#### Exercise requirements
Set down all of the entries word for word, omitting the images they contain.

#### Supplied entries
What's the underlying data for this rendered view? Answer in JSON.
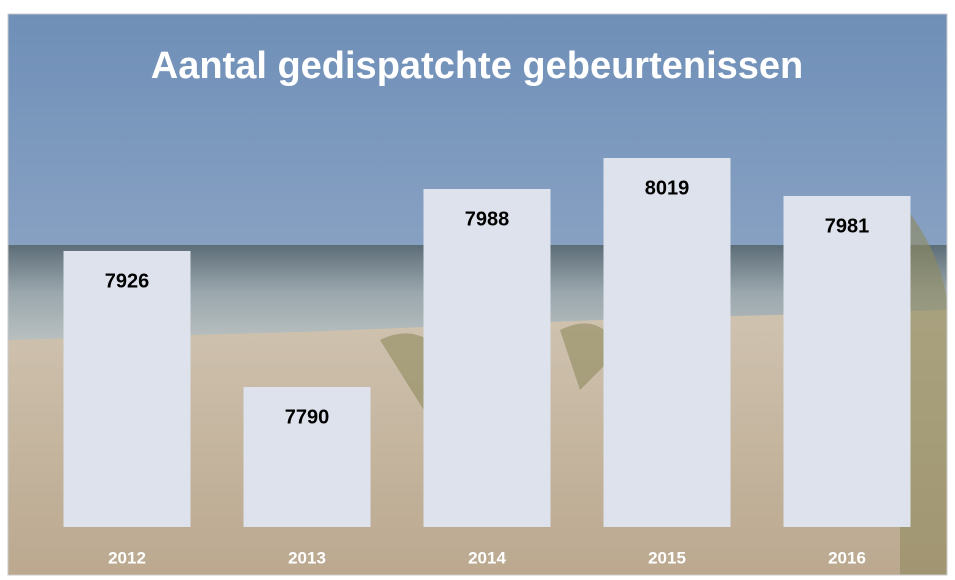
{
  "chart_data": {
    "type": "bar",
    "title": "Aantal gedispatchte gebeurtenissen",
    "categories": [
      "2012",
      "2013",
      "2014",
      "2015",
      "2016"
    ],
    "values": [
      7926,
      7790,
      7988,
      8019,
      7981
    ],
    "color": "#dde2ec",
    "ylim": [
      7650,
      8100
    ]
  }
}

#### Response
What's the underlying data for this rendered view? Answer in JSON.
{
  "chart_data": {
    "type": "bar",
    "title": "Aantal gedispatchte gebeurtenissen",
    "categories": [
      "2012",
      "2013",
      "2014",
      "2015",
      "2016"
    ],
    "values": [
      7926,
      7790,
      7988,
      8019,
      7981
    ],
    "color": "#dde2ec",
    "ylim": [
      7650,
      8100
    ]
  }
}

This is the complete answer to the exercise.